◆ Material supplied ◆
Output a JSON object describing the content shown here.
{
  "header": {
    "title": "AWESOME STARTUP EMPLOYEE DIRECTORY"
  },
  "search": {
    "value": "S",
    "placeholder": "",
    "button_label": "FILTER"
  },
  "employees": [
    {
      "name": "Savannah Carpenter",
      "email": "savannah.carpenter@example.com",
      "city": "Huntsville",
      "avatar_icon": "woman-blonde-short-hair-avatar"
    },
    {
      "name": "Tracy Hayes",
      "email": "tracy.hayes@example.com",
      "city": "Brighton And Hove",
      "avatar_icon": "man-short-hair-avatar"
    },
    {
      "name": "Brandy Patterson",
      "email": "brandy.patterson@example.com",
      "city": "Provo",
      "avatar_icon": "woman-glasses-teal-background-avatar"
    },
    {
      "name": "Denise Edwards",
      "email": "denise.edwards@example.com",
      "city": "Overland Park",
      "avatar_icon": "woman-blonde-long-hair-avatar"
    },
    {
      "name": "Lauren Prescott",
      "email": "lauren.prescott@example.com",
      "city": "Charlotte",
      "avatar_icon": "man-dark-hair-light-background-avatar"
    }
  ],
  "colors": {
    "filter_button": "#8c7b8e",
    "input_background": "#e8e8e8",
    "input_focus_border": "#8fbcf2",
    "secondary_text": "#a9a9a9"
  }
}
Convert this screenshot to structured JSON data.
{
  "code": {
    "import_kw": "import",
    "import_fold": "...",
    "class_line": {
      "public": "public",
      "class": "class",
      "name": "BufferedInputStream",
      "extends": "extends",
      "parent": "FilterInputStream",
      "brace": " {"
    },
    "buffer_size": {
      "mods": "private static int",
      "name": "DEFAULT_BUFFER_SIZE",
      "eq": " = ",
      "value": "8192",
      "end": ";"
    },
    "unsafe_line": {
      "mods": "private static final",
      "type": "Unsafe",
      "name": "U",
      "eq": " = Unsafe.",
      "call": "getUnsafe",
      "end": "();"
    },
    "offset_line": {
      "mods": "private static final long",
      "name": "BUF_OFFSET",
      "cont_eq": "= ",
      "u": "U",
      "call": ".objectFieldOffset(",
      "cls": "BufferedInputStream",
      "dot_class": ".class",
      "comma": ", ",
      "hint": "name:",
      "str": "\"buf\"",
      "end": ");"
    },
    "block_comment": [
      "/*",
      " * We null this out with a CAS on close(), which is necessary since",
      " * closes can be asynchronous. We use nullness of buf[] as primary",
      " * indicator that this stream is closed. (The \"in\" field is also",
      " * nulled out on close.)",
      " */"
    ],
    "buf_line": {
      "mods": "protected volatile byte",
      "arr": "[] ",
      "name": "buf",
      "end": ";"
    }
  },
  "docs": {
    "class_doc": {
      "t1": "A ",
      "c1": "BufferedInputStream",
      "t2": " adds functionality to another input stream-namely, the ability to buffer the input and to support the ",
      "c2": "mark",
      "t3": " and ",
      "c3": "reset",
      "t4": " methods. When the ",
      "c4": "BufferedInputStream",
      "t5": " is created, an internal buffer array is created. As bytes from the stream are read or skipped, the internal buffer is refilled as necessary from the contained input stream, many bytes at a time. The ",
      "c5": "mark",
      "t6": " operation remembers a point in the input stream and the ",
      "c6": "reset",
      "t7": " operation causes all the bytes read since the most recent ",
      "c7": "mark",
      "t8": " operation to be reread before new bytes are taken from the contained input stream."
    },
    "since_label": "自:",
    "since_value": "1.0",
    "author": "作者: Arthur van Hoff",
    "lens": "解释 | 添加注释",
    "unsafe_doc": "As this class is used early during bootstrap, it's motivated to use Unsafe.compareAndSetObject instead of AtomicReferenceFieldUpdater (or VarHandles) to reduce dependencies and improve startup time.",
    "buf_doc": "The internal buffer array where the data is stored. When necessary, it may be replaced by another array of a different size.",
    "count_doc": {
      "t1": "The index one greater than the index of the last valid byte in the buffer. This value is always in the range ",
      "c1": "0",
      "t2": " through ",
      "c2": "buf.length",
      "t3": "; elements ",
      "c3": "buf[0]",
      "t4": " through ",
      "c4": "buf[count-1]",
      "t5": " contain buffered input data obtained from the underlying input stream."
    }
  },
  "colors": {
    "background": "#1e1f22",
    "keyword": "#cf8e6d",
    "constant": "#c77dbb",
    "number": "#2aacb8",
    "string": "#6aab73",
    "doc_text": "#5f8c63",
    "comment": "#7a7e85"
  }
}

◆ Description of the task ◆
Repeat the preceding lines exactly, please, every one of them.

◆ Reply to the exercise ◆
Output a JSON object describing the content shown here.
{
  "header": {
    "title": "AWESOME STARTUP EMPLOYEE DIRECTORY"
  },
  "search": {
    "value": "S",
    "placeholder": "",
    "button_label": "FILTER"
  },
  "employees": [
    {
      "name": "Savannah Carpenter",
      "email": "savannah.carpenter@example.com",
      "city": "Huntsville",
      "avatar_icon": "woman-blonde-short-hair-avatar"
    },
    {
      "name": "Tracy Hayes",
      "email": "tracy.hayes@example.com",
      "city": "Brighton And Hove",
      "avatar_icon": "man-short-hair-avatar"
    },
    {
      "name": "Brandy Patterson",
      "email": "brandy.patterson@example.com",
      "city": "Provo",
      "avatar_icon": "woman-glasses-teal-background-avatar"
    },
    {
      "name": "Denise Edwards",
      "email": "denise.edwards@example.com",
      "city": "Overland Park",
      "avatar_icon": "woman-blonde-long-hair-avatar"
    },
    {
      "name": "Lauren Prescott",
      "email": "lauren.prescott@example.com",
      "city": "Charlotte",
      "avatar_icon": "man-dark-hair-light-background-avatar"
    }
  ],
  "colors": {
    "filter_button": "#8c7b8e",
    "input_background": "#e8e8e8",
    "input_focus_border": "#8fbcf2",
    "secondary_text": "#a9a9a9"
  }
}
Convert this screenshot to structured JSON data.
{
  "code": {
    "import_kw": "import",
    "import_fold": "...",
    "class_line": {
      "public": "public",
      "class": "class",
      "name": "BufferedInputStream",
      "extends": "extends",
      "parent": "FilterInputStream",
      "brace": " {"
    },
    "buffer_size": {
      "mods": "private static int",
      "name": "DEFAULT_BUFFER_SIZE",
      "eq": " = ",
      "value": "8192",
      "end": ";"
    },
    "unsafe_line": {
      "mods": "private static final",
      "type": "Unsafe",
      "name": "U",
      "eq": " = Unsafe.",
      "call": "getUnsafe",
      "end": "();"
    },
    "offset_line": {
      "mods": "private static final long",
      "name": "BUF_OFFSET",
      "cont_eq": "= ",
      "u": "U",
      "call": ".objectFieldOffset(",
      "cls": "BufferedInputStream",
      "dot_class": ".class",
      "comma": ", ",
      "hint": "name:",
      "str": "\"buf\"",
      "end": ");"
    },
    "block_comment": [
      "/*",
      " * We null this out with a CAS on close(), which is necessary since",
      " * closes can be asynchronous. We use nullness of buf[] as primary",
      " * indicator that this stream is closed. (The \"in\" field is also",
      " * nulled out on close.)",
      " */"
    ],
    "buf_line": {
      "mods": "protected volatile byte",
      "arr": "[] ",
      "name": "buf",
      "end": ";"
    }
  },
  "docs": {
    "class_doc": {
      "t1": "A ",
      "c1": "BufferedInputStream",
      "t2": " adds functionality to another input stream-namely, the ability to buffer the input and to support the ",
      "c2": "mark",
      "t3": " and ",
      "c3": "reset",
      "t4": " methods. When the ",
      "c4": "BufferedInputStream",
      "t5": " is created, an internal buffer array is created. As bytes from the stream are read or skipped, the internal buffer is refilled as necessary from the contained input stream, many bytes at a time. The ",
      "c5": "mark",
      "t6": " operation remembers a point in the input stream and the ",
      "c6": "reset",
      "t7": " operation causes all the bytes read since the most recent ",
      "c7": "mark",
      "t8": " operation to be reread before new bytes are taken from the contained input stream."
    },
    "since_label": "自:",
    "since_value": "1.0",
    "author": "作者: Arthur van Hoff",
    "lens": "解释 | 添加注释",
    "unsafe_doc": "As this class is used early during bootstrap, it's motivated to use Unsafe.compareAndSetObject instead of AtomicReferenceFieldUpdater (or VarHandles) to reduce dependencies and improve startup time.",
    "buf_doc": "The internal buffer array where the data is stored. When necessary, it may be replaced by another array of a different size.",
    "count_doc": {
      "t1": "The index one greater than the index of the last valid byte in the buffer. This value is always in the range ",
      "c1": "0",
      "t2": " through ",
      "c2": "buf.length",
      "t3": "; elements ",
      "c3": "buf[0]",
      "t4": " through ",
      "c4": "buf[count-1]",
      "t5": " contain buffered input data obtained from the underlying input stream."
    }
  },
  "colors": {
    "background": "#1e1f22",
    "keyword": "#cf8e6d",
    "constant": "#c77dbb",
    "number": "#2aacb8",
    "string": "#6aab73",
    "doc_text": "#5f8c63",
    "comment": "#7a7e85"
  }
}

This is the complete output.